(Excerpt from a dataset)
◆ ◆ ◆ ◆

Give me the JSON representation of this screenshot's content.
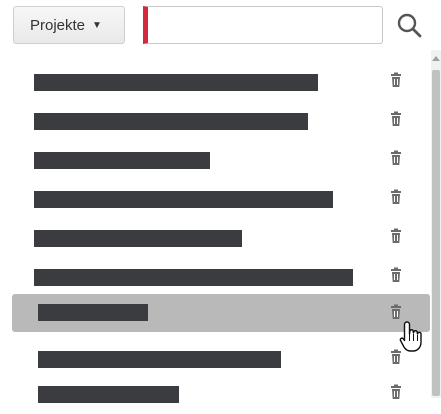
{
  "toolbar": {
    "dropdown_label": "Projekte",
    "dropdown_icon": "caret-down-icon",
    "search_value": "",
    "search_placeholder": "",
    "search_icon": "search-icon",
    "accent_color": "#d6283b"
  },
  "projects": {
    "row_icon": "trash-icon",
    "selected_index": 6,
    "items": [
      {
        "name": "",
        "redacted": true
      },
      {
        "name": "",
        "redacted": true
      },
      {
        "name": "",
        "redacted": true
      },
      {
        "name": "",
        "redacted": true
      },
      {
        "name": "",
        "redacted": true
      },
      {
        "name": "",
        "redacted": true
      },
      {
        "name": "",
        "redacted": true
      },
      {
        "name": "",
        "redacted": true
      },
      {
        "name": "",
        "redacted": true
      }
    ]
  },
  "colors": {
    "redaction_bar": "#3a3c3f",
    "selected_row": "#b9b9b9",
    "icon": "#6b6b6b"
  }
}
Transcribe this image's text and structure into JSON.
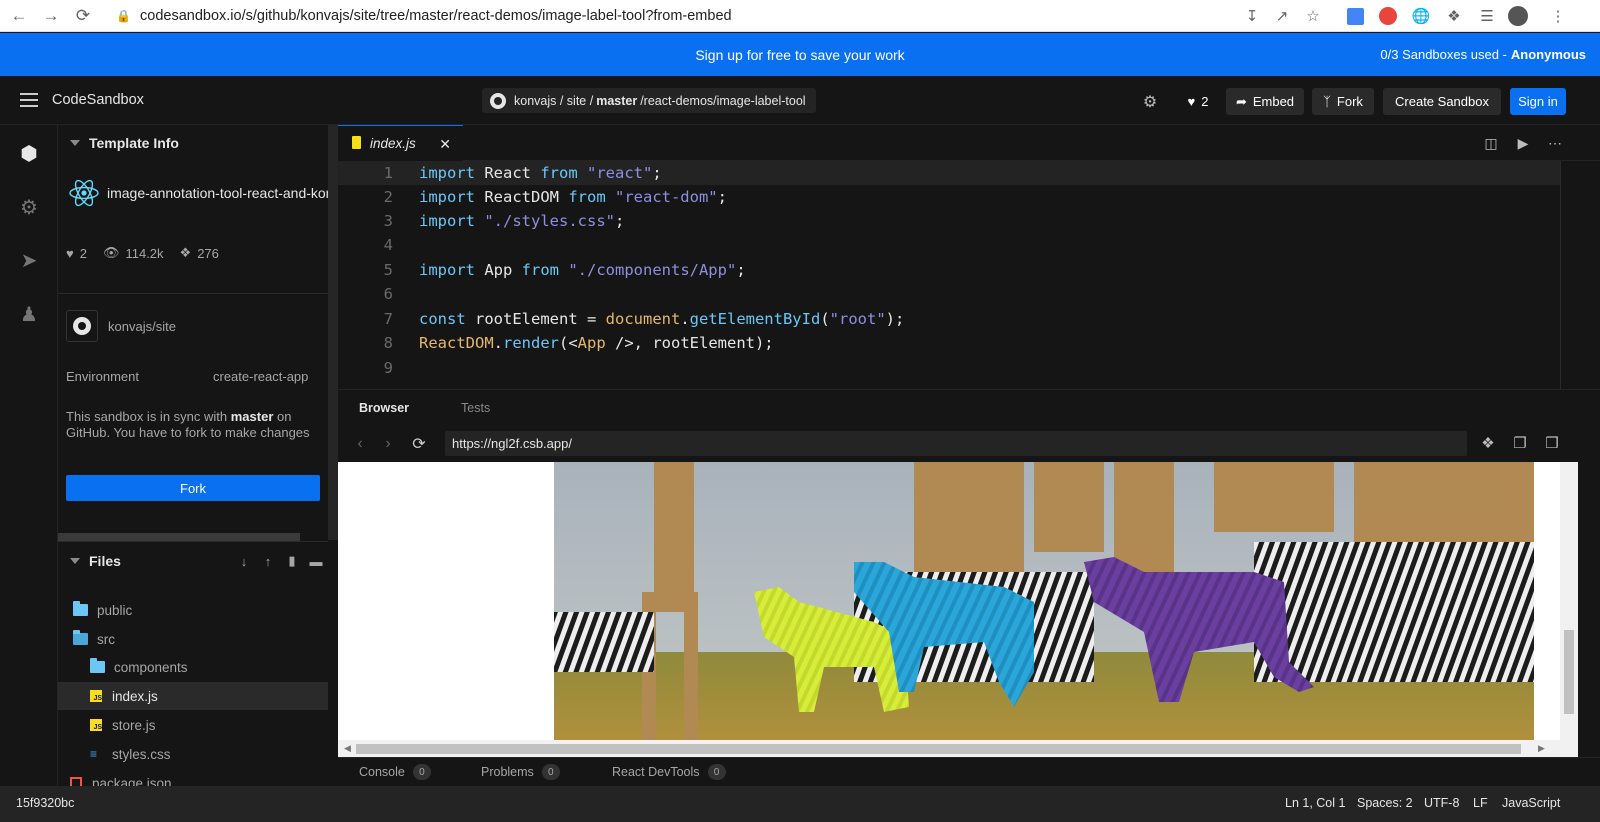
{
  "browser": {
    "url": "codesandbox.io/s/github/konvajs/site/tree/master/react-demos/image-label-tool?from-embed"
  },
  "banner": {
    "message": "Sign up for free to save your work",
    "usage": "0/3 Sandboxes used -",
    "user": "Anonymous"
  },
  "header": {
    "brand": "CodeSandbox",
    "repo_owner": "konvajs / site /",
    "repo_branch": "master",
    "repo_path": "/react-demos/image-label-tool",
    "likes": "2",
    "embed_label": "Embed",
    "fork_label": "Fork",
    "create_label": "Create Sandbox",
    "signin_label": "Sign in"
  },
  "sidebar": {
    "template_info_title": "Template Info",
    "template_name": "image-annotation-tool-react-and-konva",
    "likes": "2",
    "views": "114.2k",
    "forks": "276",
    "github_repo": "konvajs/site",
    "environment_label": "Environment",
    "environment_value": "create-react-app",
    "sync_prefix": "This sandbox is in sync with",
    "sync_branch": "master",
    "sync_suffix": "on GitHub. You have to fork to make changes",
    "fork_button": "Fork",
    "files_title": "Files",
    "files": [
      {
        "name": "public",
        "type": "folder"
      },
      {
        "name": "src",
        "type": "folder"
      },
      {
        "name": "components",
        "type": "folder"
      },
      {
        "name": "index.js",
        "type": "js"
      },
      {
        "name": "store.js",
        "type": "js"
      },
      {
        "name": "styles.css",
        "type": "css"
      },
      {
        "name": "package.json",
        "type": "json"
      }
    ]
  },
  "editor": {
    "tab": "index.js",
    "line_numbers": [
      "1",
      "2",
      "3",
      "4",
      "5",
      "6",
      "7",
      "8",
      "9"
    ],
    "code": {
      "l1": {
        "kw1": "import",
        "id": " React ",
        "kw2": "from",
        "str": " \"react\"",
        "end": ";"
      },
      "l2": {
        "kw1": "import",
        "id": " ReactDOM ",
        "kw2": "from",
        "str": " \"react-dom\"",
        "end": ";"
      },
      "l3": {
        "kw1": "import",
        "str": " \"./styles.css\"",
        "end": ";"
      },
      "l5": {
        "kw1": "import",
        "id": " App ",
        "kw2": "from",
        "str": " \"./components/App\"",
        "end": ";"
      },
      "l7": {
        "kw1": "const",
        "id": " rootElement = ",
        "obj": "document",
        "dot": ".",
        "fn": "getElementById",
        "open": "(",
        "str": "\"root\"",
        "end": ");"
      },
      "l8": {
        "obj": "ReactDOM",
        "dot": ".",
        "fn": "render",
        "open": "(<",
        "comp": "App",
        "mid": " />, rootElement);"
      }
    }
  },
  "preview": {
    "tab_browser": "Browser",
    "tab_tests": "Tests",
    "url": "https://ngl2f.csb.app/"
  },
  "bottom_tabs": [
    {
      "label": "Console",
      "count": "0"
    },
    {
      "label": "Problems",
      "count": "0"
    },
    {
      "label": "React DevTools",
      "count": "0"
    }
  ],
  "status": {
    "hash": "15f9320bc",
    "position": "Ln 1, Col 1",
    "spaces": "Spaces: 2",
    "encoding": "UTF-8",
    "eol": "LF",
    "language": "JavaScript"
  },
  "colors": {
    "accent": "#0971f1",
    "label_yellow": "#d6ee3a",
    "label_blue": "#2aa6d8",
    "label_purple": "#6a3fa0"
  }
}
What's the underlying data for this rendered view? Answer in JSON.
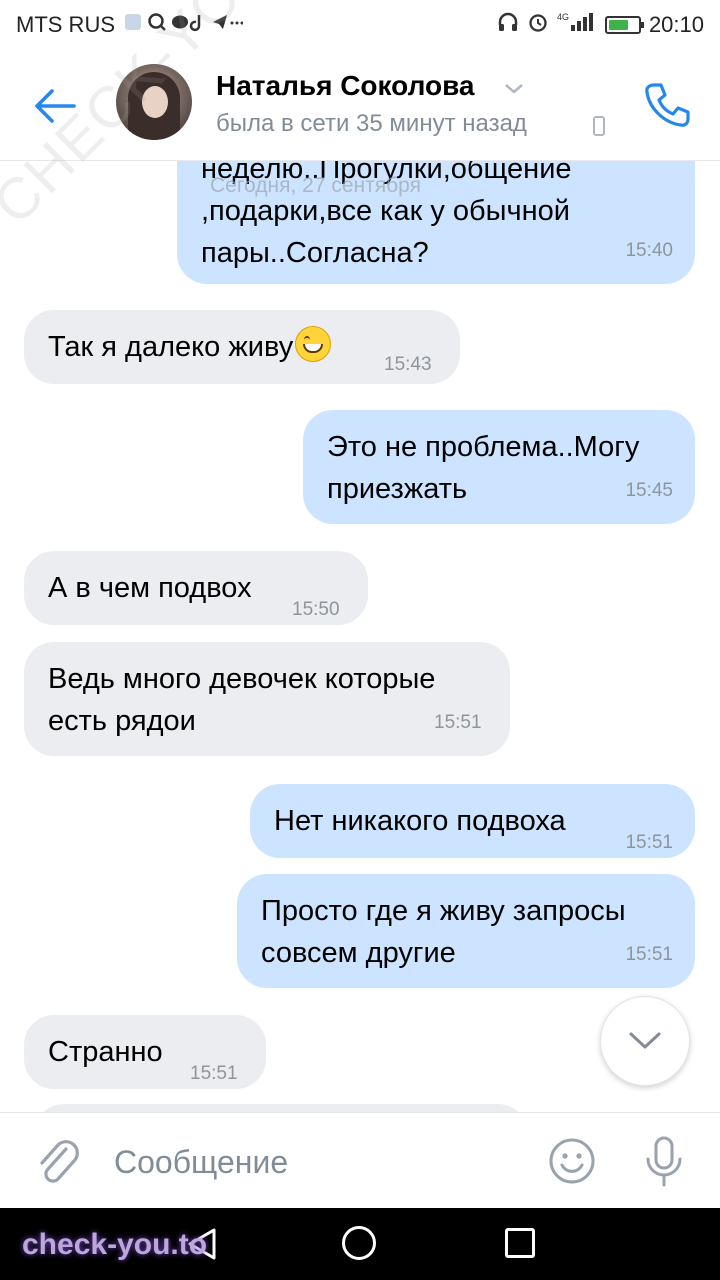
{
  "status_bar": {
    "carrier": "MTS RUS",
    "time": "20:10",
    "network": "4G"
  },
  "header": {
    "contact_name": "Наталья Соколова",
    "last_seen": "была в сети 35 минут назад"
  },
  "chat": {
    "date_separator": "Сегодня, 27 сентября",
    "messages": [
      {
        "direction": "out",
        "text_lines": [
          "неделю..Прогулки,общение",
          ",подарки,все как у обычной",
          "пары..Согласна?"
        ],
        "time": "15:40"
      },
      {
        "direction": "in",
        "text": "Так я далеко живу",
        "emoji": "grinning-face",
        "time": "15:43"
      },
      {
        "direction": "out",
        "text_lines": [
          "Это не проблема..Могу",
          "приезжать"
        ],
        "time": "15:45"
      },
      {
        "direction": "in",
        "text": "А в чем подвох",
        "time": "15:50"
      },
      {
        "direction": "in",
        "text_lines": [
          "Ведь много девочек которые",
          "есть рядои"
        ],
        "time": "15:51"
      },
      {
        "direction": "out",
        "text": "Нет никакого подвоха",
        "time": "15:51"
      },
      {
        "direction": "out",
        "text_lines": [
          "Просто где я живу запросы",
          "совсем другие"
        ],
        "time": "15:51"
      },
      {
        "direction": "in",
        "text": "Странно",
        "time": "15:51"
      }
    ]
  },
  "composer": {
    "placeholder": "Сообщение"
  },
  "watermarks": {
    "bottom": "check-you.to",
    "diagonal": "CHECK-YOU.ME"
  },
  "colors": {
    "accent": "#2688eb",
    "bubble_in": "#ebedf0",
    "bubble_out": "#cce4ff"
  }
}
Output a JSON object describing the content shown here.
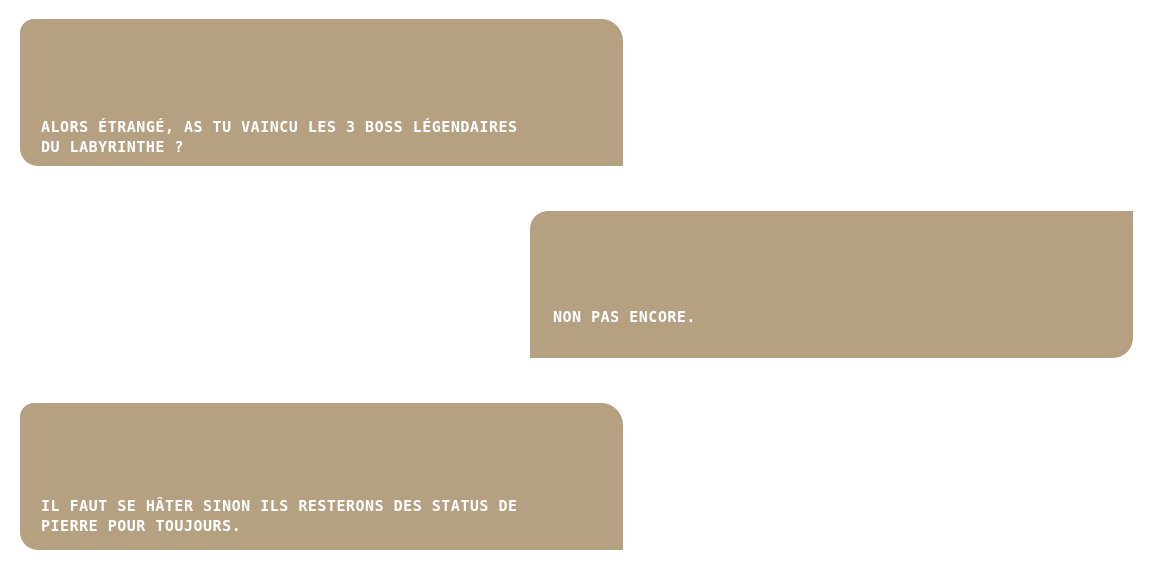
{
  "dialogue": [
    {
      "side": "left",
      "text": "Alors étrangé, as tu vaincu les 3 boss légendaires du labyrinthe ?"
    },
    {
      "side": "right",
      "text": "Non pas encore."
    },
    {
      "side": "left",
      "text": "Il faut se hâter sinon ils resterons des status de pierre pour toujours."
    }
  ],
  "colors": {
    "bubble": "#b5a182",
    "text": "#ffffff",
    "background": "#ffffff"
  }
}
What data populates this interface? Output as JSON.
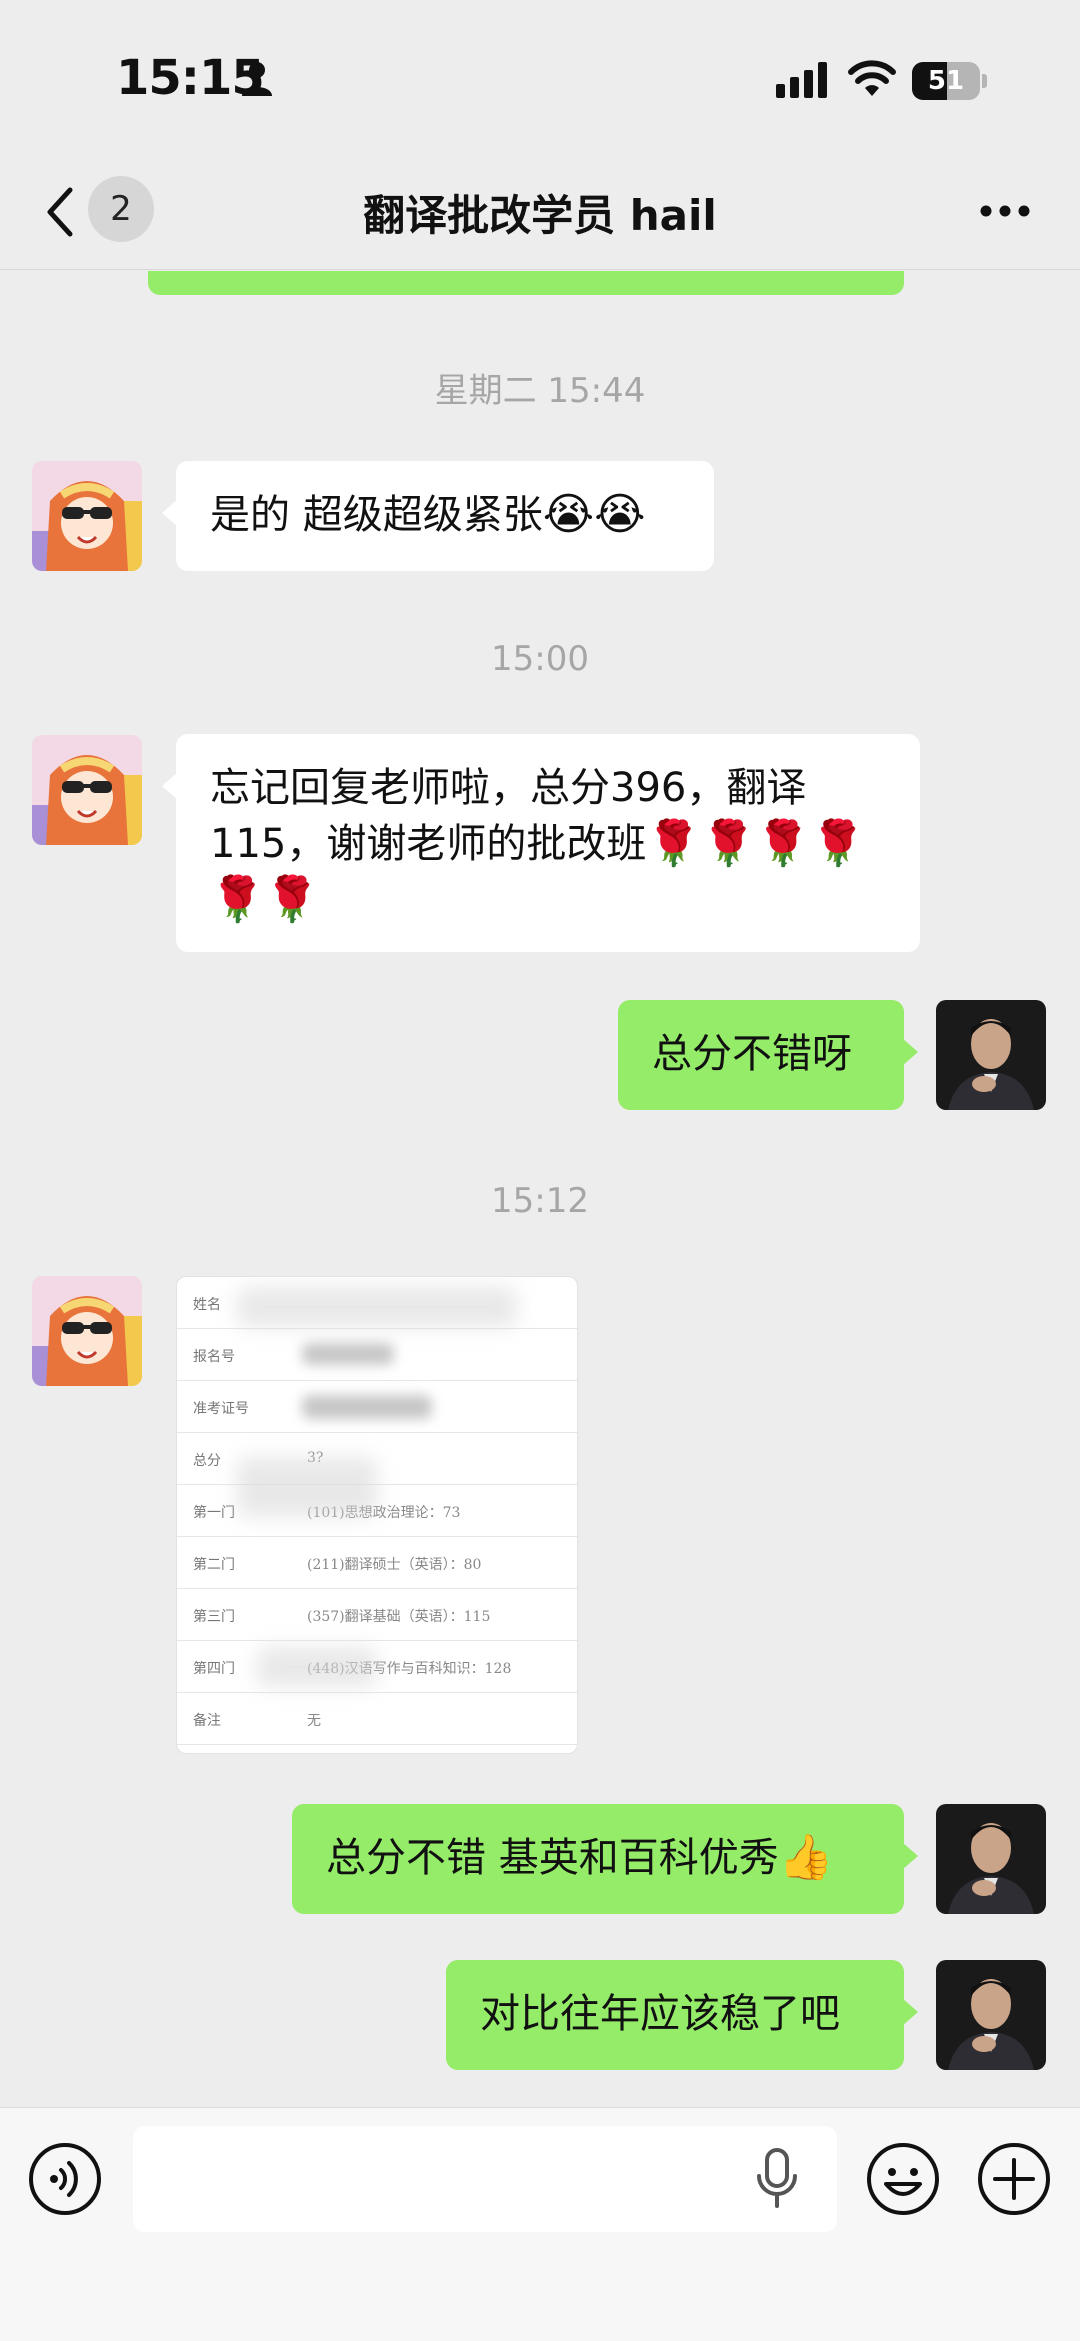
{
  "status_bar": {
    "time": "15:15",
    "battery": "51",
    "battery_level_percent": 51,
    "icons": [
      "person-icon",
      "signal-icon",
      "wifi-icon",
      "battery-icon"
    ]
  },
  "nav": {
    "back_icon": "chevron-left-icon",
    "unread_count": "2",
    "title": "翻译批改学员 hail",
    "more_icon": "more-dots-icon"
  },
  "messages": {
    "ts1": "星期二 15:44",
    "m1": {
      "text": "是的 超级超级紧张",
      "emoji": "😭😭"
    },
    "ts2": "15:00",
    "m2": {
      "line1": "忘记回复老师啦，总分396，翻译",
      "line2": "115，谢谢老师的批改班",
      "roses_line2": "🌹🌹🌹🌹",
      "roses_line3": "🌹🌹"
    },
    "m3": {
      "text": "总分不错呀"
    },
    "ts3": "15:12",
    "score_card": {
      "rows": [
        {
          "k": "姓名",
          "v": ""
        },
        {
          "k": "报名号",
          "v": ""
        },
        {
          "k": "准考证号",
          "v": ""
        },
        {
          "k": "总分",
          "v": "3?"
        },
        {
          "k": "第一门",
          "v": "(101)思想政治理论：73"
        },
        {
          "k": "第二门",
          "v": "(211)翻译硕士（英语）：80"
        },
        {
          "k": "第三门",
          "v": "(357)翻译基础（英语）：115"
        },
        {
          "k": "第四门",
          "v": "(448)汉语写作与百科知识：128"
        },
        {
          "k": "备注",
          "v": "无"
        }
      ]
    },
    "m4": {
      "text": "总分不错 基英和百科优秀",
      "emoji": "👍"
    },
    "m5": {
      "text": "对比往年应该稳了吧"
    }
  },
  "input_bar": {
    "voice_icon": "voice-mode-icon",
    "mic_icon": "microphone-icon",
    "emoji_icon": "emoji-face-icon",
    "plus_icon": "plus-circle-icon",
    "placeholder": ""
  },
  "colors": {
    "background": "#ededed",
    "my_bubble": "#95ec69",
    "their_bubble": "#ffffff",
    "timestamp": "#a6a6a6"
  }
}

◆ ◆ ◆ ◆

Stated task
In the records above, find each line with the word "image" and copy it.

Solution for this task
Transcribe this image's text and structure into JSON.
    "url": "codesandbox.io/s/github/konvajs/site/tree/master/react-demos/image-label-tool?from-embed"
    "repo_path": "/react-demos/image-label-tool",
    "template_name": "image-annotation-tool-react-and-konva",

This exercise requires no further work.